» **PROBLEM A**: Name every medication the case report on the 11-week-old infant says the child received.
» **PROBLEM B**: Write the next part of the case report on the 11-week-old infant, starting after its final sentence.

An 11 week old white male was sent to a community hospital by his grandmother after becoming “limp” and “floppy” and sleeping through his feeds. Gestational history was significant for recurrent maternal genital herpes, and alcohol, cocaine and marijuana abuse until the seventh month of pregnancy. The child weighed 6 lb 7 oz (2.92 kg) at birth. He experienced hypoglycaemia and jaundice in the neonatal nursery, was treated and released, and appeared normal until presentation.

Upon presentation, the child’s heart rate was 50 beats/min, and he was lethargic and hypotonic. His serum sodium was 154 mg/dl, and white blood cell (WBC) count was 17 000. Lumbar puncture revealed WBC = 14, red blood cells (RBC)  = 295, protein = 156 mg/dl, glucose = 36 mg/dl, and a normal gram stain. The child was given a presumptive diagnosis of viral meningitis (based upon LP results and normal cerebrospinal fluid (CSF) cultures), but was started on cefotaxime (100 mg/kg/day) and aciclovir (30 mg/kg/day). The sodium remained high despite fluid replacement and hypo-osmolar urine output. The child was noted to have unequal pupils, and a non-contrast head computed tomograph (CT) at that institution revealed a hypodense frontal lobe irregularity of unclear aetiology.

The child was then transferred to our institution, where hydration was continued and 1-deamino-8-d-arginine vasopressin (DDAVP) was begun for central diabetes insipidus. Other laboratory abnormalities included anaemia (HCT 26%), hyperbilirubinaemia (3.7 mg/dl), and several transient episodes of marginal hypoglycaemia (glucose in lower 60 seconds). TORCH titres were negative for acute infection. Thyroid hormone and serum cortisol levels were both low: TSH = 14.7 μU/ml, FT4 = 0.5 μU/ml; serum cortisol = 1 μg/dl. Brain magnetic resonance imaging (MRI) revealed an elongated and tubular fourth ventricle, absent septum pellucidum, small corpus callosum, small optic nerves and chiasm, interdigitation of the gyri in the frontal lobes, and atrophic basal ganglia. The normal posterior pituitary bright spot was absent.

Our evaluation found nystagmus with no aversive response to bright light. The right pupil was 4 mm and the left was 3 mm, each with minimal reaction. Funduscopic examination revealed small, pale optic nerves bilaterally. Following control of the endocrine problems, the child’s condition stabilised, and he was sent home on DDAVP, hydrocortisone, and Synthroid.

» **INFORMATION GIVEN**:
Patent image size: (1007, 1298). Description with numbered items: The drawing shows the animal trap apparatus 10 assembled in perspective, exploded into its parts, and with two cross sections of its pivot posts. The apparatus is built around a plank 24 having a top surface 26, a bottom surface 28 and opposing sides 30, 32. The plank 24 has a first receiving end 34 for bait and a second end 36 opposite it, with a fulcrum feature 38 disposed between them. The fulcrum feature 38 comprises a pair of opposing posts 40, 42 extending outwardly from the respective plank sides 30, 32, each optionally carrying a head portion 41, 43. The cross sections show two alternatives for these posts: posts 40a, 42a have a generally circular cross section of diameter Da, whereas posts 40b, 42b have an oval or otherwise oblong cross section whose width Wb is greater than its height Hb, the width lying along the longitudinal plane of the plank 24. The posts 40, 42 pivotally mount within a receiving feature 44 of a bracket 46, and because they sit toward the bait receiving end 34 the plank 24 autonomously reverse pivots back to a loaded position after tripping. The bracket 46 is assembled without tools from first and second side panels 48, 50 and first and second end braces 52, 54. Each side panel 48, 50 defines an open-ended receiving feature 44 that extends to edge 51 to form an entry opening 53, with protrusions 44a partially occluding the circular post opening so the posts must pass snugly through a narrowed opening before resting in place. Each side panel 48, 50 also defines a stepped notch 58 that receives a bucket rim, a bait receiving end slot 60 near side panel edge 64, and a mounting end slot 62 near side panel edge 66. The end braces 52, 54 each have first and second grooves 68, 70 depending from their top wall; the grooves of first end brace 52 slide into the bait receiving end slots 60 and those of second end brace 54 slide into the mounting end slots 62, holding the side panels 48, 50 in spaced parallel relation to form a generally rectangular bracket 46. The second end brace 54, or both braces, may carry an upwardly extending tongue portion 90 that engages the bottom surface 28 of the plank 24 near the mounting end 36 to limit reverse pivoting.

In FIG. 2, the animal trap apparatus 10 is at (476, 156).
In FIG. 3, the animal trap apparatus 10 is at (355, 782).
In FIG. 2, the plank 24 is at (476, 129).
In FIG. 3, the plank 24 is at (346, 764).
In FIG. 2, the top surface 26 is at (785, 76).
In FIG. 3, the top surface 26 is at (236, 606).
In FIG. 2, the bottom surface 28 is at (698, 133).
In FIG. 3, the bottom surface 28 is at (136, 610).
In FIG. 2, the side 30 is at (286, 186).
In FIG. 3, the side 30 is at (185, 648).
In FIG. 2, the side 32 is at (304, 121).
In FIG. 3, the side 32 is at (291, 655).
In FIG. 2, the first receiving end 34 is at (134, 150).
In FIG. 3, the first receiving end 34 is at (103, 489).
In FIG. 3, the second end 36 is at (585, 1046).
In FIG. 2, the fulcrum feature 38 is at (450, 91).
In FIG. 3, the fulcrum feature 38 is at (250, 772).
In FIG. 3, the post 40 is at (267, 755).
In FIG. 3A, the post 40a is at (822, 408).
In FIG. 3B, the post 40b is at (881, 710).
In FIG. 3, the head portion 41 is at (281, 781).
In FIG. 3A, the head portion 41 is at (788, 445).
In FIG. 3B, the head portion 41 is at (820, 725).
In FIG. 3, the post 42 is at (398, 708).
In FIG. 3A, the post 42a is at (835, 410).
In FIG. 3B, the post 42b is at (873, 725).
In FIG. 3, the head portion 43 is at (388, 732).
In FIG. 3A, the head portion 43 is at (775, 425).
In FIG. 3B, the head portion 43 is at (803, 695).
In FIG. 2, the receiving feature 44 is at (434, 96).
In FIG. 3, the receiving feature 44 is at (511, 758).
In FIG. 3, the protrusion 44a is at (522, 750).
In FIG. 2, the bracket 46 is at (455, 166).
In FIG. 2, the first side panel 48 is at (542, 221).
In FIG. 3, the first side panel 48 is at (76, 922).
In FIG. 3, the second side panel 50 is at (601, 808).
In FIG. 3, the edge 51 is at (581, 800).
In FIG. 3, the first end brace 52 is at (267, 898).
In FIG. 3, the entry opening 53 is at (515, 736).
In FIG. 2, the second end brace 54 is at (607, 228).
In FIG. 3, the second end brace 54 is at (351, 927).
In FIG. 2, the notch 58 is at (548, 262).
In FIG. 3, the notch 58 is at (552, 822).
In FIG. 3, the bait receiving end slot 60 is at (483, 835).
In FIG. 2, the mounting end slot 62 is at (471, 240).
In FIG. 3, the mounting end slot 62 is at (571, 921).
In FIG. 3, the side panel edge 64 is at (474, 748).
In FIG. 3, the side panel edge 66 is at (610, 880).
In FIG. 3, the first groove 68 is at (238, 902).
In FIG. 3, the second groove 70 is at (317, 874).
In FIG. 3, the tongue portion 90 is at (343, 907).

» **EXERCISE RESPONSE A**: Cefotaxime, aciclovir, DDAVP (1-deamino-8-d-arginine vasopressin), hydrocortisone, Synthroid

» **EXERCISE RESPONSE B**:
A 5 week old previously healthy girl had a 2 day history of cough, congestion, and fever. Over 24 hours, she became less active and stopped eating. She was admitted to another hospital for a septic examination. Pregnancy was complicated by gestational diabetes but birth was at 35 weeks gestation and she weighed 5 lb 7 oz (2.47 kg). There was no neonatal jaundice or hypoglycaemia. The mother denied using valproate, nalidixic acid, or LSD.

Admission laboratory tests showed a WBC count of 2500 with 9% segmented and 27% banded cells, and a serum sodium of 156 mg/dl with hypotonic urine. Initial lumbar puncture revealed numerous Gram positive cocci with a positive group B streptococcal antigen. Cultures of blood and spinal fluid yielded group B streptococcus. The child was placed on ampicillin and gentamicin. The hospital course was complicated by fluctuating sodium levels, which responded to DDAVP. Serum growth hormone and thyroid hormone were low, but a cortisol stimulation test was normal.

At age 8 months, the patient was evaluated and treated elsewhere for large angle esotropia. Two years later, following two strabismus surgeries, the child was referred for ophthalmological examination because of nystagmus and persistent esotropia. Visual acuity was uncentral, unsteady, and unmaintained in both eyes. She had nystagmus and approximately 35 prism dioptres of esotropia. Both optic nerves were small and hypoplastic. The previous ophthalmology notes did not mention abnormal optic nerves, and did not indicate a examination for the nystagmus. Outpatient head MRI revealed encephalomalacia, schizencephaly in the right hemisphere, and an absent posterior pituitary bright spot. A diagnosis of septo-optic dysplasia was made at this time. She was treated with replacement therapy for deficiencies of growth hormone, thyroid hormone, and ADH.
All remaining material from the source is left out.